● **GOAL**
Quote the whole listing word for word, please.

● **EXERCISE MATERIALS**
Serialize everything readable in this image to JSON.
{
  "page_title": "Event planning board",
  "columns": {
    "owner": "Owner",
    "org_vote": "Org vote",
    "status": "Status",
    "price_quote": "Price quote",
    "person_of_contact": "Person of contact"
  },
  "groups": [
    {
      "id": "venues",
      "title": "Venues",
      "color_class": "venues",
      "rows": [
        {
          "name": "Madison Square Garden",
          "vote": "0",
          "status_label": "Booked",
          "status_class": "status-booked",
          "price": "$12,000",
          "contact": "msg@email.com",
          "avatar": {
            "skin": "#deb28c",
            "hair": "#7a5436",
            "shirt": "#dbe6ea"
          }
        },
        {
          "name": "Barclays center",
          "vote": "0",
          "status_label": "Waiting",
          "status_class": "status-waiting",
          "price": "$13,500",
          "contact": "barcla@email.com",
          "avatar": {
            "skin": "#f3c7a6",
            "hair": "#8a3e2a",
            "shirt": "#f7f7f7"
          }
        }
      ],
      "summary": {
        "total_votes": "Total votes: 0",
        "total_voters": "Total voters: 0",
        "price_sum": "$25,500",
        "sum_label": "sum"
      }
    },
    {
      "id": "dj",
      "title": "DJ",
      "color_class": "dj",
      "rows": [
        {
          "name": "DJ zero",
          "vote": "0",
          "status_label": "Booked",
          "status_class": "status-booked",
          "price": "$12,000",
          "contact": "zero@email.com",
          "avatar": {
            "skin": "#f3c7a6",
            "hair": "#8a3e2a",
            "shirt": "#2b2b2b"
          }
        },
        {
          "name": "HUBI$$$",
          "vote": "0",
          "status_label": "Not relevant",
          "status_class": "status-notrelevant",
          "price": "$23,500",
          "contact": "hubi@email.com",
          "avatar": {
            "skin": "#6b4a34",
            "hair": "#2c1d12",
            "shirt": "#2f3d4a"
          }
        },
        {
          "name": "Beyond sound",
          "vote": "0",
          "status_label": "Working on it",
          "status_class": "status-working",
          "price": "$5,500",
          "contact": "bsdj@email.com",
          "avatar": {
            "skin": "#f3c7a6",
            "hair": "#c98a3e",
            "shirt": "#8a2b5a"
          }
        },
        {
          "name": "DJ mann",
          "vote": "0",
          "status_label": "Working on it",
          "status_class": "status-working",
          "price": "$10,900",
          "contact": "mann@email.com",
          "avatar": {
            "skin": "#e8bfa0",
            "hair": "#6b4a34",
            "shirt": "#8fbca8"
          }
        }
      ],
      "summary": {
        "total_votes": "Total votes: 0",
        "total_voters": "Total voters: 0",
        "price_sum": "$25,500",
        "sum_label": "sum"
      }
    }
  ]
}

● **ANSWER TO THE EXERCISE**
Serialize everything readable in this image to JSON.
{
  "page_title": "Event planning board",
  "columns": {
    "owner": "Owner",
    "org_vote": "Org vote",
    "status": "Status",
    "price_quote": "Price quote",
    "person_of_contact": "Person of contact"
  },
  "groups": [
    {
      "id": "venues",
      "title": "Venues",
      "color_class": "venues",
      "rows": [
        {
          "name": "Madison Square Garden",
          "vote": "0",
          "status_label": "Booked",
          "status_class": "status-booked",
          "price": "$12,000",
          "contact": "msg@email.com",
          "avatar": {
            "skin": "#deb28c",
            "hair": "#7a5436",
            "shirt": "#dbe6ea"
          }
        },
        {
          "name": "Barclays center",
          "vote": "0",
          "status_label": "Waiting",
          "status_class": "status-waiting",
          "price": "$13,500",
          "contact": "barcla@email.com",
          "avatar": {
            "skin": "#f3c7a6",
            "hair": "#8a3e2a",
            "shirt": "#f7f7f7"
          }
        }
      ],
      "summary": {
        "total_votes": "Total votes: 0",
        "total_voters": "Total voters: 0",
        "price_sum": "$25,500",
        "sum_label": "sum"
      }
    },
    {
      "id": "dj",
      "title": "DJ",
      "color_class": "dj",
      "rows": [
        {
          "name": "DJ zero",
          "vote": "0",
          "status_label": "Booked",
          "status_class": "status-booked",
          "price": "$12,000",
          "contact": "zero@email.com",
          "avatar": {
            "skin": "#f3c7a6",
            "hair": "#8a3e2a",
            "shirt": "#2b2b2b"
          }
        },
        {
          "name": "HUBI$$$",
          "vote": "0",
          "status_label": "Not relevant",
          "status_class": "status-notrelevant",
          "price": "$23,500",
          "contact": "hubi@email.com",
          "avatar": {
            "skin": "#6b4a34",
            "hair": "#2c1d12",
            "shirt": "#2f3d4a"
          }
        },
        {
          "name": "Beyond sound",
          "vote": "0",
          "status_label": "Working on it",
          "status_class": "status-working",
          "price": "$5,500",
          "contact": "bsdj@email.com",
          "avatar": {
            "skin": "#f3c7a6",
            "hair": "#c98a3e",
            "shirt": "#8a2b5a"
          }
        },
        {
          "name": "DJ mann",
          "vote": "0",
          "status_label": "Working on it",
          "status_class": "status-working",
          "price": "$10,900",
          "contact": "mann@email.com",
          "avatar": {
            "skin": "#e8bfa0",
            "hair": "#6b4a34",
            "shirt": "#8fbca8"
          }
        }
      ],
      "summary": {
        "total_votes": "Total votes: 0",
        "total_voters": "Total voters: 0",
        "price_sum": "$25,500",
        "sum_label": "sum"
      }
    }
  ]
}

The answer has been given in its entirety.